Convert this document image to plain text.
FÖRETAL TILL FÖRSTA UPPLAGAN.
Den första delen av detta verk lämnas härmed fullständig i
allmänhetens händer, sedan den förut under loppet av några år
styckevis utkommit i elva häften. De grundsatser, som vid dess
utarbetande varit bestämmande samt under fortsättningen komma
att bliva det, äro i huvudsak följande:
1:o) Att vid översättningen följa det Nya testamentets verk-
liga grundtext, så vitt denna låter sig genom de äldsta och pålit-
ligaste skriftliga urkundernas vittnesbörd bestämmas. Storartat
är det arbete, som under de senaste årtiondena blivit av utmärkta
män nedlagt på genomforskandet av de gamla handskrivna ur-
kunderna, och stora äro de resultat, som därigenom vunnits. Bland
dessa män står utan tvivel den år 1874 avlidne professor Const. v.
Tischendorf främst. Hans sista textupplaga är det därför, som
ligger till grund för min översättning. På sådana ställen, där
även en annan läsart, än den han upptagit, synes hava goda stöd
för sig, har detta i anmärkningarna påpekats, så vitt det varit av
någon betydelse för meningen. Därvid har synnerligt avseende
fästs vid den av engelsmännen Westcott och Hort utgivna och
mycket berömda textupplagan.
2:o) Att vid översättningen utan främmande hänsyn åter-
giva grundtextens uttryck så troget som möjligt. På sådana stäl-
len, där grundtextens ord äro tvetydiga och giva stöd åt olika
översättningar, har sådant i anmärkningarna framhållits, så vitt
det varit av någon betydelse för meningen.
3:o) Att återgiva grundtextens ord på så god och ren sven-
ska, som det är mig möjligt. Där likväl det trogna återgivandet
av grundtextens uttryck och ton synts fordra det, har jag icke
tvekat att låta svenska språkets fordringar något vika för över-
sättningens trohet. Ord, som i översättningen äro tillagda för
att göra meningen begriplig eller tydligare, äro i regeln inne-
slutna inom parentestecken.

================================

» **REQUIRED ACTION**:
The full listing above is to be copied exactly, line for line.

» **RESULT FOR THIS TASK**:
Convert this document image to plain text.
FÖRETAL TILL FÖRSTA UPPLAGAN.
Den första delen av detta verk lämnas härmed fullständig i
allmänhetens händer, sedan den förut under loppet av några år
styckevis utkommit i elva häften. De grundsatser, som vid dess
utarbetande varit bestämmande samt under fortsättningen komma
att bliva det, äro i huvudsak följande:
1:o) Att vid översättningen följa det Nya testamentets verk-
liga grundtext, så vitt denna låter sig genom de äldsta och pålit-
ligaste skriftliga urkundernas vittnesbörd bestämmas. Storartat
är det arbete, som under de senaste årtiondena blivit av utmärkta
män nedlagt på genomforskandet av de gamla handskrivna ur-
kunderna, och stora äro de resultat, som därigenom vunnits. Bland
dessa män står utan tvivel den år 1874 avlidne professor Const. v.
Tischendorf främst. Hans sista textupplaga är det därför, som
ligger till grund för min översättning. På sådana ställen, där
även en annan läsart, än den han upptagit, synes hava goda stöd
för sig, har detta i anmärkningarna påpekats, så vitt det varit av
någon betydelse för meningen. Därvid har synnerligt avseende
fästs vid den av engelsmännen Westcott och Hort utgivna och
mycket berömda textupplagan.
2:o) Att vid översättningen utan främmande hänsyn åter-
giva grundtextens uttryck så troget som möjligt. På sådana stäl-
len, där grundtextens ord äro tvetydiga och giva stöd åt olika
översättningar, har sådant i anmärkningarna framhållits, så vitt
det varit av någon betydelse för meningen.
3:o) Att återgiva grundtextens ord på så god och ren sven-
ska, som det är mig möjligt. Där likväl det trogna återgivandet
av grundtextens uttryck och ton synts fordra det, har jag icke
tvekat att låta svenska språkets fordringar något vika för över-
sättningens trohet. Ord, som i översättningen äro tillagda för
att göra meningen begriplig eller tydligare, äro i regeln inne-
slutna inom parentestecken.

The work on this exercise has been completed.